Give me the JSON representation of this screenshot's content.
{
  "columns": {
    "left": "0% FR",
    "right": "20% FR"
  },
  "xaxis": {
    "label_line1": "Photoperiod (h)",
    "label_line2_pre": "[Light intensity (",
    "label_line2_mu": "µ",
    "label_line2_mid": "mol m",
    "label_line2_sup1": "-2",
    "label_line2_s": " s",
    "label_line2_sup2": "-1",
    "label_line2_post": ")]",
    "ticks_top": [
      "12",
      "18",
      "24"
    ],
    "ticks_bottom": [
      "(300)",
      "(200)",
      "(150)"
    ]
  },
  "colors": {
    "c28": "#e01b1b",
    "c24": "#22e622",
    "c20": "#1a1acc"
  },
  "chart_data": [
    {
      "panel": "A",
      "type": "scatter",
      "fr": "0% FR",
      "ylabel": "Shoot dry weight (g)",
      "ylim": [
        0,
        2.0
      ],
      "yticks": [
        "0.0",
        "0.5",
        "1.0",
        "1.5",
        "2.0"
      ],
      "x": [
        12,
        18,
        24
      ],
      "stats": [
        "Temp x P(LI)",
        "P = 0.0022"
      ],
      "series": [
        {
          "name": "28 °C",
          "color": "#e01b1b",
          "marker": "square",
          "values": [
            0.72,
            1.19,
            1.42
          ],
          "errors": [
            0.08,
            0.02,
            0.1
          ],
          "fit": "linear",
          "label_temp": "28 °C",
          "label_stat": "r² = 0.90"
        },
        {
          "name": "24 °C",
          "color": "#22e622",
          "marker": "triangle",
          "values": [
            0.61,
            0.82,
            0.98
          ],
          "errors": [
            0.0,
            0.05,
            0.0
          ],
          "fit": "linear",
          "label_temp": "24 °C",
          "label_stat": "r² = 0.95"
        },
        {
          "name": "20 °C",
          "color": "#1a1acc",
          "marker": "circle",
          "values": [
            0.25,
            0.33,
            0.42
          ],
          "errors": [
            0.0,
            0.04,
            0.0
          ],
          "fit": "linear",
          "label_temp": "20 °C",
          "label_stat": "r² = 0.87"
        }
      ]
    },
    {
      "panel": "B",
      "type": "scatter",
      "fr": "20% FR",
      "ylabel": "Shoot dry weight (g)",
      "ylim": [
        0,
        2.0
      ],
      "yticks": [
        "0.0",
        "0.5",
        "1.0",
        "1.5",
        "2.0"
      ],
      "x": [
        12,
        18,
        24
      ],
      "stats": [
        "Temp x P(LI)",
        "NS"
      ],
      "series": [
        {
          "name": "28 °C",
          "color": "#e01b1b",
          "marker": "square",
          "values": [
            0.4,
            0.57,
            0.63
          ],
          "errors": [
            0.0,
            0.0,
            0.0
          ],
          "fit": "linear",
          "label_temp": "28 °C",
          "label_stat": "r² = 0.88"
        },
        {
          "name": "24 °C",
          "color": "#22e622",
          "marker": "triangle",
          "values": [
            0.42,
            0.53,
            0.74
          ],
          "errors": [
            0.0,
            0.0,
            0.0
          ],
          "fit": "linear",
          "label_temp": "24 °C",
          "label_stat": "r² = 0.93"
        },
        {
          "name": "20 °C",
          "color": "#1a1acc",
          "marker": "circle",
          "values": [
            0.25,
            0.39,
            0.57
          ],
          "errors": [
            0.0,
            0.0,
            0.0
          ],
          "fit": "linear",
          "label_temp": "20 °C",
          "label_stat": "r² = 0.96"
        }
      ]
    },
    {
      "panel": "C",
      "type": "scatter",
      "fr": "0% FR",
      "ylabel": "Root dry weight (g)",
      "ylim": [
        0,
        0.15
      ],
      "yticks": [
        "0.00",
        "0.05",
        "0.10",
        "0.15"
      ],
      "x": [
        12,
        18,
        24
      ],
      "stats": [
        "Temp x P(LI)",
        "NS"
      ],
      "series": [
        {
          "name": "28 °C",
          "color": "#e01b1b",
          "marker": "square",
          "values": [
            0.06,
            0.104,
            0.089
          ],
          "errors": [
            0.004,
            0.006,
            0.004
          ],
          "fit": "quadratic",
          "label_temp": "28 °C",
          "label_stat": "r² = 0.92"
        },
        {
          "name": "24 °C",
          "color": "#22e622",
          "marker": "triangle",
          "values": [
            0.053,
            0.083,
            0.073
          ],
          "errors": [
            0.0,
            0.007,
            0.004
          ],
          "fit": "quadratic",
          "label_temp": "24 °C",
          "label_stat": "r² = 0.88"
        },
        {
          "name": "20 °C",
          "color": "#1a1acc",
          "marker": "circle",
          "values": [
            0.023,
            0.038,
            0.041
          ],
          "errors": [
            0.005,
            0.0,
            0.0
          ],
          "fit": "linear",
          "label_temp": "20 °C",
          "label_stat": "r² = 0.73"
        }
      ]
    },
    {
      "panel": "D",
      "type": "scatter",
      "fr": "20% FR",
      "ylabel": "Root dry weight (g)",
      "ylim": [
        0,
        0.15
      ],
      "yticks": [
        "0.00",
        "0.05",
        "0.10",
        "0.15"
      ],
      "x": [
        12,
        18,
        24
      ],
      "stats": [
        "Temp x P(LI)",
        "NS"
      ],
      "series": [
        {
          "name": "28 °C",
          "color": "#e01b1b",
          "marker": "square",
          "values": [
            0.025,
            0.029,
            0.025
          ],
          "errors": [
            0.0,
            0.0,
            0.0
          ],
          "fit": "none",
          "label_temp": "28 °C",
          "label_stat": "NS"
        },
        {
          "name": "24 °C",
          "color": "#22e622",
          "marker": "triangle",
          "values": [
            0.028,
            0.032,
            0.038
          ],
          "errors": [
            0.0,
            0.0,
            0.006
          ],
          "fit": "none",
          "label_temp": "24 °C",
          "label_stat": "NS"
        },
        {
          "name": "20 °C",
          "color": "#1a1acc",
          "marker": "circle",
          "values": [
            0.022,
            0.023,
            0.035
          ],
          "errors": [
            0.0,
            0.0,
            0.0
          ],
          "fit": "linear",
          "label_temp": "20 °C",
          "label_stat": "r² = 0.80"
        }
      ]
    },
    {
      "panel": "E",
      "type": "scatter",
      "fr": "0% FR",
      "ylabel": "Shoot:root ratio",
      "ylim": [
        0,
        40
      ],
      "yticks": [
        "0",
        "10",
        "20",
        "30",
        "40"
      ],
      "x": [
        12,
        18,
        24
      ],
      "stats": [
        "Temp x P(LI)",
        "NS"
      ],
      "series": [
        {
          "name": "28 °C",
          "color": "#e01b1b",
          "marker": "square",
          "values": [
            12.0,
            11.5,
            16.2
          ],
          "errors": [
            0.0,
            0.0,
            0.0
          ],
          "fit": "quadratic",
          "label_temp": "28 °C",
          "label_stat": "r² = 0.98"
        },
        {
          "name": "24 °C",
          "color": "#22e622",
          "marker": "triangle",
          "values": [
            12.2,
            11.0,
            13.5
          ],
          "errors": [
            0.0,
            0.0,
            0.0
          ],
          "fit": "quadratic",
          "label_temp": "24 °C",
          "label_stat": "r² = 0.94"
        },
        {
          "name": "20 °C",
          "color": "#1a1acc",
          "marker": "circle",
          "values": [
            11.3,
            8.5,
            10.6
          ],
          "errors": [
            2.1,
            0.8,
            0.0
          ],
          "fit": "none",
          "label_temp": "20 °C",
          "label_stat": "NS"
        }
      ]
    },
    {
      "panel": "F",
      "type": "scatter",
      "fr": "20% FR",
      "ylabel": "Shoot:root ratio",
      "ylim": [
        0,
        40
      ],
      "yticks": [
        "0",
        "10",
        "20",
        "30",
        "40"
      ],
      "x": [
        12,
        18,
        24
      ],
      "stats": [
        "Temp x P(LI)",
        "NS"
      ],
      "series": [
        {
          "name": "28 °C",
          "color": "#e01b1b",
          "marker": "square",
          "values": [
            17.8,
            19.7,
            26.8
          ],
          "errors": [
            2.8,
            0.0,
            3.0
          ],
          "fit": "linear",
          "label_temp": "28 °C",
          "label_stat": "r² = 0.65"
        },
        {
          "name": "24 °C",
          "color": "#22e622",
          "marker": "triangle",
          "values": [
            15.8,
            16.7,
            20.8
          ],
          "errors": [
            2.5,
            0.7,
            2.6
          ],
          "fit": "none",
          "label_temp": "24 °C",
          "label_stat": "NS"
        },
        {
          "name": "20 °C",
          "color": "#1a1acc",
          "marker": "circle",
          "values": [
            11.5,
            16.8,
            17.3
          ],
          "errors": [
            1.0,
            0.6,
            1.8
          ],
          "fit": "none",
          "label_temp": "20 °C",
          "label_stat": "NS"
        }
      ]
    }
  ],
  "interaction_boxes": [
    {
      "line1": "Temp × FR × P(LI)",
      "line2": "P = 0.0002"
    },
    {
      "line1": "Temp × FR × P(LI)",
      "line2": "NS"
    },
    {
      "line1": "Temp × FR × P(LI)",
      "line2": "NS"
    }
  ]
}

THE PROBLEM:
From the entries above, pull out each line that includes "panel".

ANSWER TO THIS TASK:
      "panel": "A",
      "panel": "B",
      "panel": "C",
      "panel": "D",
      "panel": "E",
      "panel": "F",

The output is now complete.